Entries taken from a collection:

• • •

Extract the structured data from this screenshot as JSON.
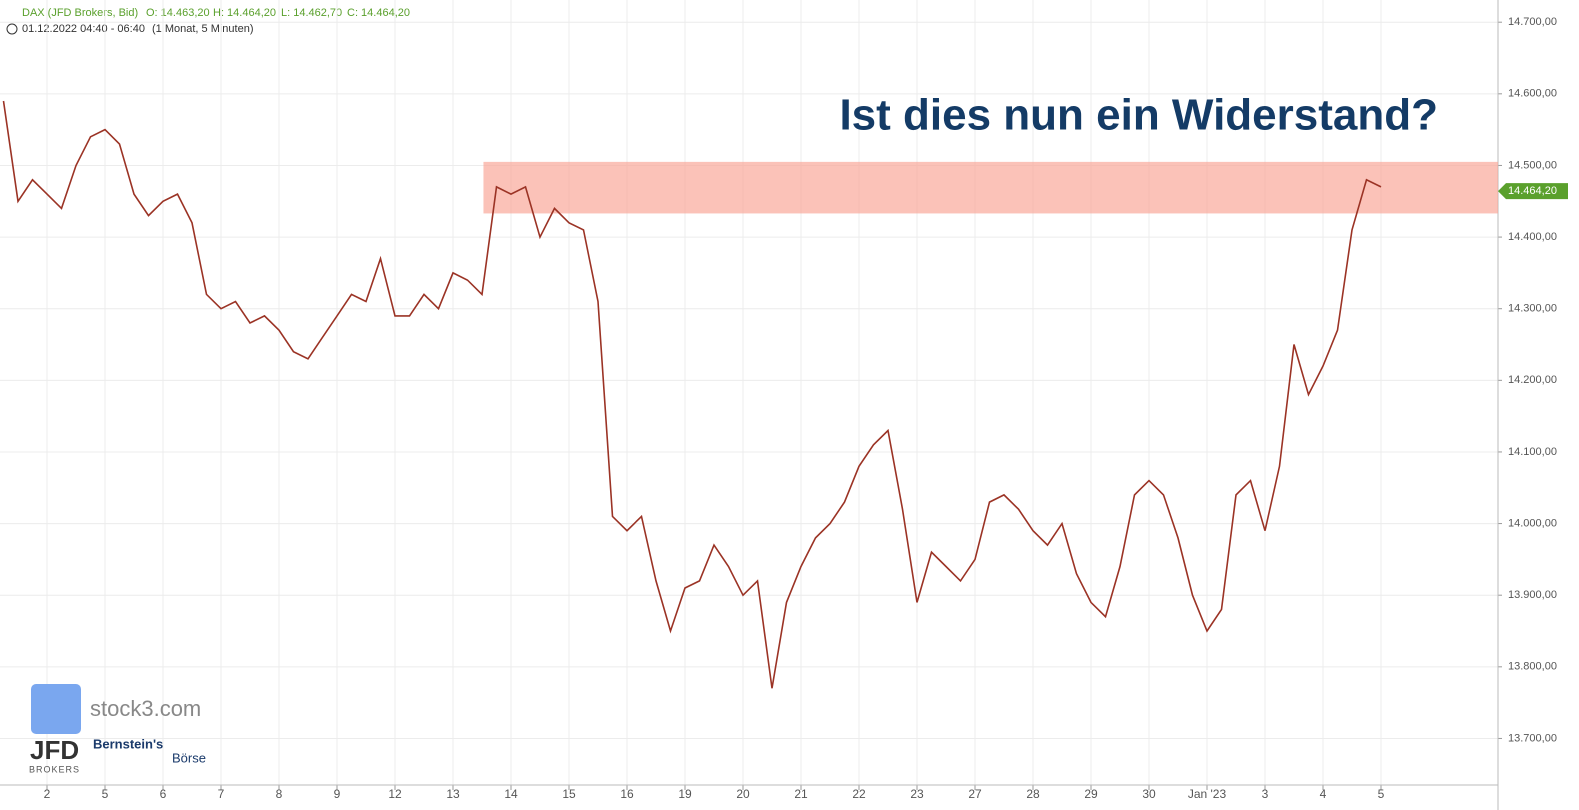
{
  "chart_data": {
    "type": "line",
    "instrument": "DAX (JFD Brokers, Bid)",
    "ohlc_text": [
      "O: 14.463,20",
      "H: 14.464,20",
      "L: 14.462,70",
      "C: 14.464,20"
    ],
    "subtitle": "01.12.2022 04:40 - 06:40",
    "interval": "(1 Monat, 5 Minuten)",
    "annotation": "Ist dies nun ein Widerstand?",
    "zone": {
      "from": 14433,
      "to": 14505,
      "color": "#f9a89a"
    },
    "last_price": {
      "value": 14464.2,
      "label": "14.464,20"
    },
    "categories": [
      null,
      null,
      null,
      "2",
      null,
      null,
      null,
      "5",
      null,
      null,
      null,
      "6",
      null,
      null,
      null,
      "7",
      null,
      null,
      null,
      "8",
      null,
      null,
      null,
      "9",
      null,
      null,
      null,
      "12",
      null,
      null,
      null,
      "13",
      null,
      null,
      null,
      "14",
      null,
      null,
      null,
      "15",
      null,
      null,
      null,
      "16",
      null,
      null,
      null,
      "19",
      null,
      null,
      null,
      "20",
      null,
      null,
      null,
      "21",
      null,
      null,
      null,
      "22",
      null,
      null,
      null,
      "23",
      null,
      null,
      null,
      "27",
      null,
      null,
      null,
      "28",
      null,
      null,
      null,
      "29",
      null,
      null,
      null,
      "30",
      null,
      null,
      null,
      "Jan '23",
      null,
      null,
      null,
      "3",
      null,
      null,
      null,
      "4",
      null,
      null,
      null,
      "5"
    ],
    "series": [
      {
        "name": "DAX",
        "color": "#9b3325",
        "values": [
          14590,
          14450,
          14480,
          14460,
          14440,
          14500,
          14540,
          14550,
          14530,
          14460,
          14430,
          14450,
          14460,
          14420,
          14320,
          14300,
          14310,
          14280,
          14290,
          14270,
          14240,
          14230,
          14260,
          14290,
          14320,
          14310,
          14370,
          14290,
          14290,
          14320,
          14300,
          14350,
          14340,
          14320,
          14470,
          14460,
          14470,
          14400,
          14440,
          14420,
          14410,
          14310,
          14010,
          13990,
          14010,
          13920,
          13850,
          13910,
          13920,
          13970,
          13940,
          13900,
          13920,
          13770,
          13890,
          13940,
          13980,
          14000,
          14030,
          14080,
          14110,
          14130,
          14020,
          13890,
          13960,
          13940,
          13920,
          13950,
          14030,
          14040,
          14020,
          13990,
          13970,
          14000,
          13930,
          13890,
          13870,
          13940,
          14040,
          14060,
          14040,
          13980,
          13900,
          13850,
          13880,
          14040,
          14060,
          13990,
          14080,
          14250,
          14180,
          14220,
          14270,
          14410,
          14480,
          14470
        ]
      }
    ],
    "ylim": [
      13635,
      14731
    ],
    "yticks": [
      {
        "value": 13700,
        "label": "13.700,00"
      },
      {
        "value": 13800,
        "label": "13.800,00"
      },
      {
        "value": 13900,
        "label": "13.900,00"
      },
      {
        "value": 14000,
        "label": "14.000,00"
      },
      {
        "value": 14100,
        "label": "14.100,00"
      },
      {
        "value": 14200,
        "label": "14.200,00"
      },
      {
        "value": 14300,
        "label": "14.300,00"
      },
      {
        "value": 14400,
        "label": "14.400,00"
      },
      {
        "value": 14500,
        "label": "14.500,00"
      },
      {
        "value": 14600,
        "label": "14.600,00"
      },
      {
        "value": 14700,
        "label": "14.700,00"
      }
    ],
    "grid": true,
    "logos": [
      "stock3.com",
      "JFD",
      "BROKERS",
      "Bernstein's",
      "Börse"
    ]
  }
}
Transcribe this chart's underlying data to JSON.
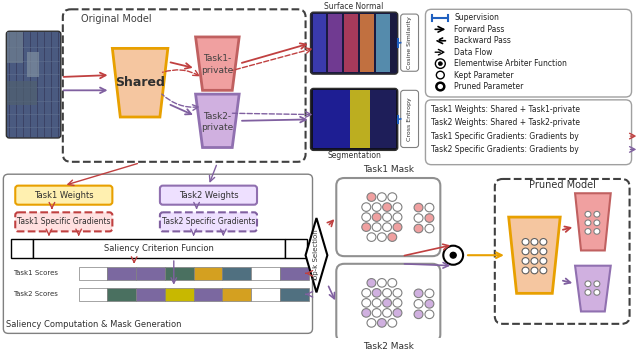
{
  "colors": {
    "shared_fill": "#F5C6A0",
    "shared_edge": "#E8A000",
    "task1_fill": "#F0A0A0",
    "task1_edge": "#C06060",
    "task2_fill": "#D0B0E0",
    "task2_edge": "#9070B0",
    "red_arrow": "#C04040",
    "purple_arrow": "#8060A0",
    "blue": "#2060C0",
    "bg": "#FFFFFF",
    "dashed_border": "#404040",
    "score_purple": "#7B68A0",
    "score_green": "#4A7060",
    "score_orange": "#D4A020",
    "score_teal": "#507080",
    "score_yellow": "#C8B800"
  },
  "sn_colors": [
    "#4040C0",
    "#8040A0",
    "#C04060",
    "#E08040",
    "#60A0C0"
  ],
  "score_t1": [
    "white",
    "#7B68A0",
    "#7B68A0",
    "#4A7060",
    "#D4A020",
    "#507080",
    "white",
    "#7B68A0"
  ],
  "score_t2": [
    "white",
    "#4A7060",
    "#7B68A0",
    "#C8B800",
    "#7B68A0",
    "#D4A020",
    "white",
    "#507080"
  ],
  "legend2_items": [
    "Task1 Weights: Shared + Task1-private",
    "Task2 Weights: Shared + Task2-private",
    "Task1 Specific Gradients: Gradients by",
    "Task2 Specific Gradients: Gradients by"
  ]
}
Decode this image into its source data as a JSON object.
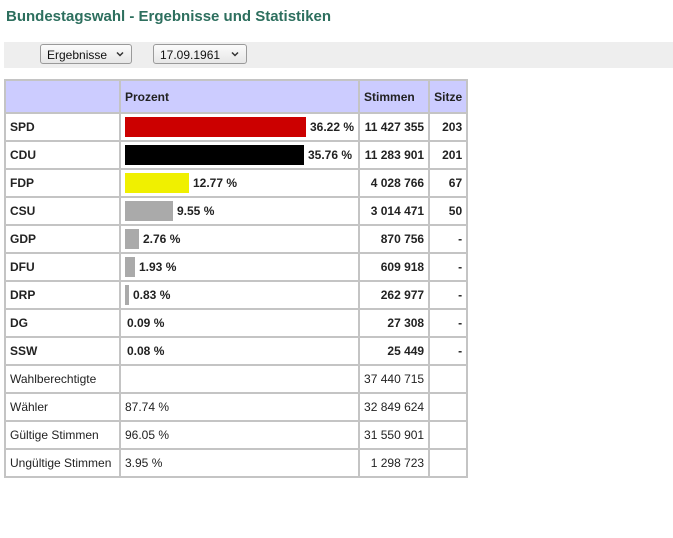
{
  "title": "Bundestagswahl - Ergebnisse und Statistiken",
  "toolbar": {
    "view_select": "Ergebnisse",
    "date_select": "17.09.1961"
  },
  "table": {
    "headers": {
      "party": "",
      "percent": "Prozent",
      "votes": "Stimmen",
      "seats": "Sitze"
    },
    "parties": [
      {
        "name": "SPD",
        "percent": "36.22 %",
        "percent_value": 36.22,
        "votes": "11 427 355",
        "seats": "203",
        "color": "#cc0000"
      },
      {
        "name": "CDU",
        "percent": "35.76 %",
        "percent_value": 35.76,
        "votes": "11 283 901",
        "seats": "201",
        "color": "#000000"
      },
      {
        "name": "FDP",
        "percent": "12.77 %",
        "percent_value": 12.77,
        "votes": "4 028 766",
        "seats": "67",
        "color": "#f0f000"
      },
      {
        "name": "CSU",
        "percent": "9.55 %",
        "percent_value": 9.55,
        "votes": "3 014 471",
        "seats": "50",
        "color": "#aaaaaa"
      },
      {
        "name": "GDP",
        "percent": "2.76 %",
        "percent_value": 2.76,
        "votes": "870 756",
        "seats": "-",
        "color": "#aaaaaa"
      },
      {
        "name": "DFU",
        "percent": "1.93 %",
        "percent_value": 1.93,
        "votes": "609 918",
        "seats": "-",
        "color": "#aaaaaa"
      },
      {
        "name": "DRP",
        "percent": "0.83 %",
        "percent_value": 0.83,
        "votes": "262 977",
        "seats": "-",
        "color": "#aaaaaa"
      },
      {
        "name": "DG",
        "percent": "0.09 %",
        "percent_value": 0.09,
        "votes": "27 308",
        "seats": "-",
        "color": "#aaaaaa"
      },
      {
        "name": "SSW",
        "percent": "0.08 %",
        "percent_value": 0.08,
        "votes": "25 449",
        "seats": "-",
        "color": "#aaaaaa"
      }
    ],
    "stats": [
      {
        "label": "Wahlberechtigte",
        "percent": "",
        "votes": "37 440 715"
      },
      {
        "label": "Wähler",
        "percent": "87.74 %",
        "votes": "32 849 624"
      },
      {
        "label": "Gültige Stimmen",
        "percent": "96.05 %",
        "votes": "31 550 901"
      },
      {
        "label": "Ungültige Stimmen",
        "percent": "3.95 %",
        "votes": "1 298 723"
      }
    ]
  },
  "icons": {
    "select_arrow": "chevron-down-icon"
  }
}
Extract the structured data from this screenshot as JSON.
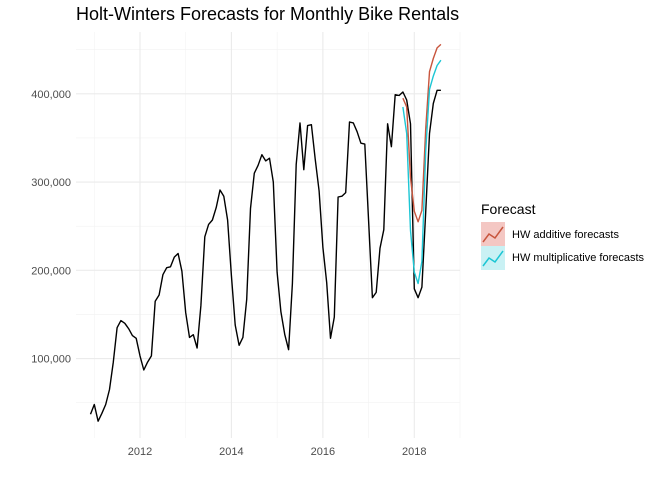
{
  "chart_data": {
    "type": "line",
    "title": "Holt-Winters Forecasts for Monthly Bike Rentals",
    "xlabel": "",
    "ylabel": "",
    "x_ticks": [
      "2012",
      "2014",
      "2016",
      "2018"
    ],
    "y_ticks": [
      "100,000",
      "200,000",
      "300,000",
      "400,000"
    ],
    "xlim": [
      2010.6,
      2019.0
    ],
    "ylim": [
      10000,
      470000
    ],
    "grid": true,
    "legend": {
      "title": "Forecast",
      "placement": "right",
      "entries": [
        "HW additive forecasts",
        "HW multiplicative forecasts"
      ]
    },
    "series": [
      {
        "color": "#000000",
        "x": [
          2010.917,
          2011.0,
          2011.083,
          2011.167,
          2011.25,
          2011.333,
          2011.417,
          2011.5,
          2011.583,
          2011.667,
          2011.75,
          2011.833,
          2011.917,
          2012.0,
          2012.083,
          2012.167,
          2012.25,
          2012.333,
          2012.417,
          2012.5,
          2012.583,
          2012.667,
          2012.75,
          2012.833,
          2012.917,
          2013.0,
          2013.083,
          2013.167,
          2013.25,
          2013.333,
          2013.417,
          2013.5,
          2013.583,
          2013.667,
          2013.75,
          2013.833,
          2013.917,
          2014.0,
          2014.083,
          2014.167,
          2014.25,
          2014.333,
          2014.417,
          2014.5,
          2014.583,
          2014.667,
          2014.75,
          2014.833,
          2014.917,
          2015.0,
          2015.083,
          2015.167,
          2015.25,
          2015.333,
          2015.417,
          2015.5,
          2015.583,
          2015.667,
          2015.75,
          2015.833,
          2015.917,
          2016.0,
          2016.083,
          2016.167,
          2016.25,
          2016.333,
          2016.417,
          2016.5,
          2016.583,
          2016.667,
          2016.75,
          2016.833,
          2016.917,
          2017.0,
          2017.083,
          2017.167,
          2017.25,
          2017.333,
          2017.417,
          2017.5,
          2017.583,
          2017.667,
          2017.75,
          2017.833,
          2017.917,
          2018.0,
          2018.083,
          2018.167,
          2018.25,
          2018.333,
          2018.417,
          2018.5,
          2018.583
        ],
        "y": [
          37000,
          48000,
          29000,
          38000,
          48000,
          65000,
          96000,
          135000,
          143000,
          140000,
          134000,
          126000,
          123000,
          103000,
          87000,
          96000,
          103000,
          165000,
          172000,
          195000,
          203000,
          204000,
          215000,
          219000,
          199000,
          152000,
          124000,
          127000,
          112000,
          160000,
          238000,
          252000,
          257000,
          271000,
          291000,
          284000,
          257000,
          194000,
          138000,
          115000,
          124000,
          167000,
          270000,
          310000,
          319000,
          331000,
          324000,
          327000,
          300000,
          198000,
          153000,
          127000,
          110000,
          185000,
          320000,
          367000,
          314000,
          364000,
          365000,
          326000,
          290000,
          226000,
          186000,
          123000,
          147000,
          283000,
          284000,
          288000,
          368000,
          367000,
          357000,
          344000,
          343000,
          256000,
          169000,
          175000,
          225000,
          246000,
          366000,
          340000,
          399000,
          398000,
          402000,
          393000,
          366000,
          179000,
          169000,
          181000,
          266000,
          355000,
          389000,
          404000,
          404000
        ]
      },
      {
        "name": "HW additive forecasts",
        "color": "#c8553d",
        "x": [
          2017.75,
          2017.833,
          2017.917,
          2018.0,
          2018.083,
          2018.167,
          2018.25,
          2018.333,
          2018.417,
          2018.5,
          2018.583
        ],
        "y": [
          395000,
          385000,
          305000,
          267000,
          255000,
          268000,
          360000,
          425000,
          440000,
          452000,
          456000
        ]
      },
      {
        "name": "HW multiplicative forecasts",
        "color": "#1cc6d4",
        "x": [
          2017.75,
          2017.833,
          2017.917,
          2018.0,
          2018.083,
          2018.167,
          2018.25,
          2018.333,
          2018.417,
          2018.5,
          2018.583
        ],
        "y": [
          385000,
          355000,
          245000,
          198000,
          185000,
          210000,
          335000,
          405000,
          420000,
          432000,
          438000
        ]
      }
    ]
  }
}
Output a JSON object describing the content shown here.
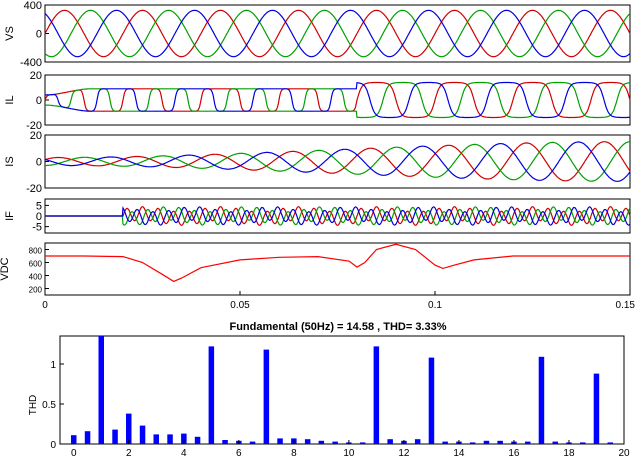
{
  "figure": {
    "time_axis": {
      "min": 0,
      "max": 0.15,
      "ticks": [
        "0",
        "0.05",
        "0.1",
        "0.15"
      ]
    }
  },
  "chart_data": [
    {
      "type": "line",
      "ylabel": "VS",
      "ylim": [
        -400,
        400
      ],
      "yticks": [
        "400",
        "0",
        "-400"
      ],
      "x_range": [
        0,
        0.15
      ],
      "series": [
        {
          "color": "#d00000",
          "amplitude": 325,
          "frequency_hz": 50,
          "phase_deg": 0
        },
        {
          "color": "#00a000",
          "amplitude": 325,
          "frequency_hz": 50,
          "phase_deg": -120
        },
        {
          "color": "#0000e0",
          "amplitude": 325,
          "frequency_hz": 50,
          "phase_deg": 120
        }
      ]
    },
    {
      "type": "line",
      "ylabel": "IL",
      "ylim": [
        -20,
        20
      ],
      "yticks": [
        "20",
        "0",
        "-20"
      ],
      "x_range": [
        0,
        0.15
      ],
      "load_step_time": 0.08,
      "series": [
        {
          "color": "#d00000",
          "amplitude_before": 9,
          "amplitude_after": 14
        },
        {
          "color": "#00a000",
          "amplitude_before": 9,
          "amplitude_after": 14
        },
        {
          "color": "#0000e0",
          "amplitude_before": 9,
          "amplitude_after": 14
        }
      ]
    },
    {
      "type": "line",
      "ylabel": "IS",
      "ylim": [
        -20,
        20
      ],
      "yticks": [
        "20",
        "0",
        "-20"
      ],
      "x_range": [
        0,
        0.15
      ],
      "series": [
        {
          "color": "#d00000",
          "amplitude_end": 15
        },
        {
          "color": "#00a000",
          "amplitude_end": 15
        },
        {
          "color": "#0000e0",
          "amplitude_end": 15
        }
      ]
    },
    {
      "type": "line",
      "ylabel": "IF",
      "ylim": [
        -8,
        8
      ],
      "yticks": [
        "5",
        "0",
        "-5"
      ],
      "x_range": [
        0,
        0.15
      ],
      "compensation_start": 0.02,
      "series": [
        {
          "color": "#d00000"
        },
        {
          "color": "#00a000"
        },
        {
          "color": "#0000e0"
        }
      ]
    },
    {
      "type": "line",
      "ylabel": "VDC",
      "ylim": [
        100,
        900
      ],
      "yticks": [
        "800",
        "600",
        "400",
        "200"
      ],
      "x_range": [
        0,
        0.15
      ],
      "series": [
        {
          "color": "#ff0000",
          "x": [
            0,
            0.01,
            0.02,
            0.025,
            0.03,
            0.033,
            0.035,
            0.04,
            0.05,
            0.06,
            0.07,
            0.078,
            0.08,
            0.082,
            0.085,
            0.09,
            0.095,
            0.1,
            0.102,
            0.105,
            0.11,
            0.12,
            0.15
          ],
          "y": [
            700,
            700,
            690,
            600,
            420,
            310,
            360,
            520,
            640,
            680,
            690,
            620,
            530,
            600,
            800,
            880,
            800,
            560,
            510,
            560,
            640,
            700,
            700
          ]
        }
      ]
    },
    {
      "type": "bar",
      "title": "Fundamental (50Hz) = 14.58 , THD= 3.33%",
      "ylabel": "THD",
      "ylim": [
        0,
        1.35
      ],
      "yticks": [
        "0",
        "0.5",
        "1"
      ],
      "xticks": [
        "0",
        "2",
        "4",
        "6",
        "8",
        "10",
        "12",
        "14",
        "16",
        "18",
        "20"
      ],
      "categories": [
        0,
        0.5,
        1,
        1.5,
        2,
        2.5,
        3,
        3.5,
        4,
        4.5,
        5,
        5.5,
        6,
        6.5,
        7,
        7.5,
        8,
        8.5,
        9,
        9.5,
        10,
        10.5,
        11,
        11.5,
        12,
        12.5,
        13,
        13.5,
        14,
        14.5,
        15,
        15.5,
        16,
        16.5,
        17,
        17.5,
        18,
        18.5,
        19,
        19.5
      ],
      "values": [
        0.11,
        0.16,
        1.35,
        0.18,
        0.38,
        0.23,
        0.12,
        0.12,
        0.13,
        0.09,
        1.22,
        0.05,
        0.04,
        0.03,
        1.18,
        0.07,
        0.07,
        0.06,
        0.04,
        0.03,
        0.02,
        0.02,
        1.22,
        0.06,
        0.04,
        0.06,
        1.08,
        0.03,
        0.03,
        0.02,
        0.04,
        0.04,
        0.03,
        0.03,
        1.09,
        0.03,
        0.02,
        0.02,
        0.88,
        0.02
      ],
      "color": "#0000ff"
    }
  ]
}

• • •

Objective:
Search the records above for "private". Copy each line where it is found.

Result:
    "Task1 Weights: Shared + Task1-private",
    "Task2 Weights: Shared + Task2-private",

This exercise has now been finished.